Rows from a dataset

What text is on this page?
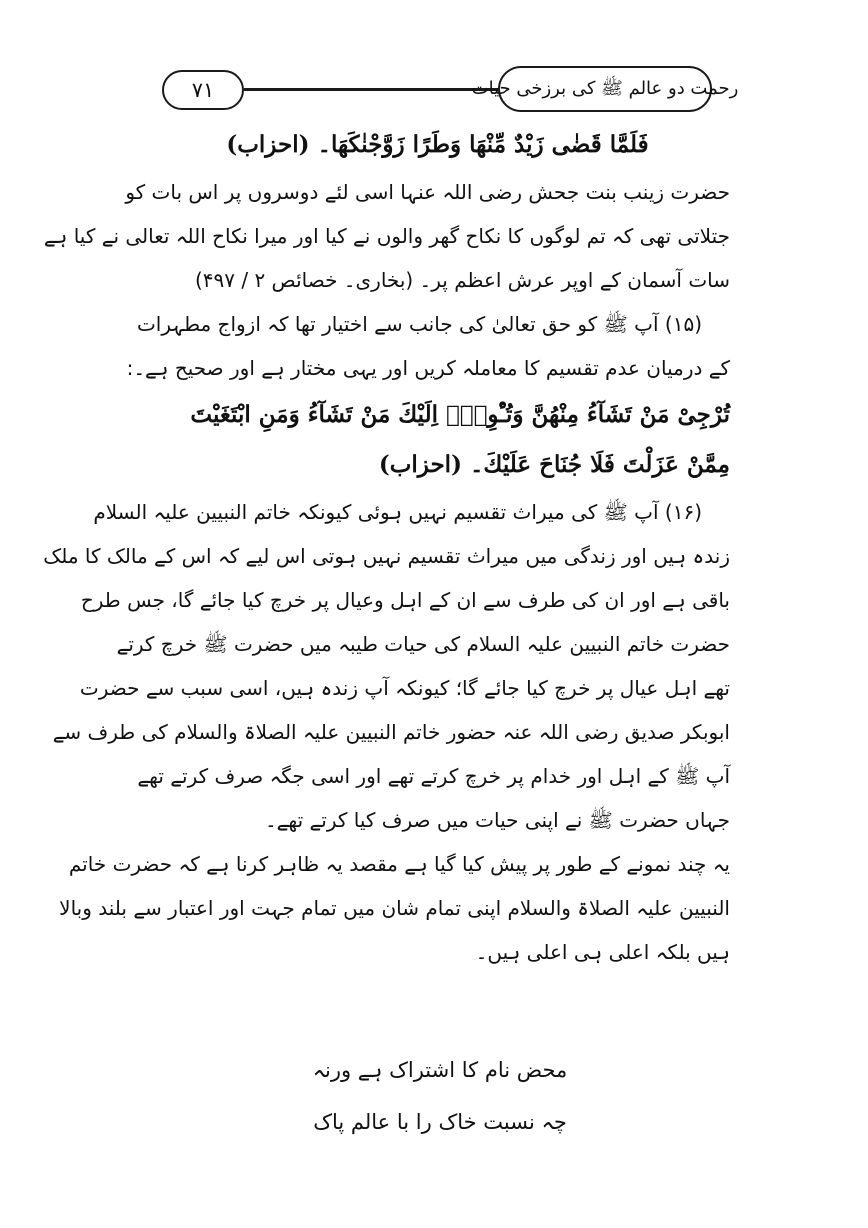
۷۱	رحمت دو عالم ﷺ کی برزخی حیات
فَلَمَّا قَضٰى زَيْدٌ مِّنْهَا وَطَرًا زَوَّجْنٰكَهَا۔ (احزاب)
حضرت زینب بنت جحش رضی اللہ عنہا اسی لئے دوسروں پر اس بات کو
جتلاتی تھی کہ تم لوگوں کا نکاح گھر والوں نے کیا اور میرا نکاح اللہ تعالی نے کیا ہے
سات آسمان کے اوپر عرش اعظم پر۔ (بخاری۔ خصائص ۲ / ۴۹۷)
(۱۵) آپ ﷺ کو حق تعالیٰ کی جانب سے اختیار تھا کہ ازواج مطہرات
کے درمیان عدم تقسیم کا معاملہ کریں اور یہی مختار ہے اور صحیح ہے۔:
تُرْجِىْ مَنْ تَشَآءُ مِنْهُنَّ وَتُـْٔوِىْۤ اِلَيْكَ مَنْ تَشَآءُ وَمَنِ ابْتَغَيْتَ
مِمَّنْ عَزَلْتَ فَلَا جُنَاحَ عَلَيْكَ۔ (احزاب)
(۱۶) آپ ﷺ کی میراث تقسیم نہیں ہوئی کیونکہ خاتم النبیین علیہ السلام
زندہ ہیں اور زندگی میں میراث تقسیم نہیں ہوتی اس لیے کہ اس کے مالک کا ملک
باقی ہے اور ان کی طرف سے ان کے اہل وعیال پر خرچ کیا جائے گا، جس طرح
حضرت خاتم النبیین علیہ السلام کی حیات طیبہ میں حضرت ﷺ خرچ کرتے
تھے اہل عیال پر خرچ کیا جائے گا؛ کیونکہ آپ زندہ ہیں، اسی سبب سے حضرت
ابوبکر صدیق رضی اللہ عنہ حضور خاتم النبیین علیہ الصلاۃ والسلام کی طرف سے
آپ ﷺ کے اہل اور خدام پر خرچ کرتے تھے اور اسی جگہ صرف کرتے تھے
جہاں حضرت ﷺ نے اپنی حیات میں صرف کیا کرتے تھے۔
یہ چند نمونے کے طور پر پیش کیا گیا ہے مقصد یہ ظاہر کرنا ہے کہ حضرت خاتم
النبیین علیہ الصلاۃ والسلام اپنی تمام شان میں تمام جہت اور اعتبار سے بلند وبالا
ہیں بلکہ اعلی ہی اعلی ہیں۔
محض نام کا اشتراک ہے ورنہ
چہ نسبت خاک را با عالم پاک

:: Exercise ::
Gather all lines with the string "النبیین" from the data.

:: Answer in full ::
(۱۶) آپ ﷺ کی میراث تقسیم نہیں ہوئی کیونکہ خاتم النبیین علیہ السلام
حضرت خاتم النبیین علیہ السلام کی حیات طیبہ میں حضرت ﷺ خرچ کرتے
ابوبکر صدیق رضی اللہ عنہ حضور خاتم النبیین علیہ الصلاۃ والسلام کی طرف سے
النبیین علیہ الصلاۃ والسلام اپنی تمام شان میں تمام جہت اور اعتبار سے بلند وبالا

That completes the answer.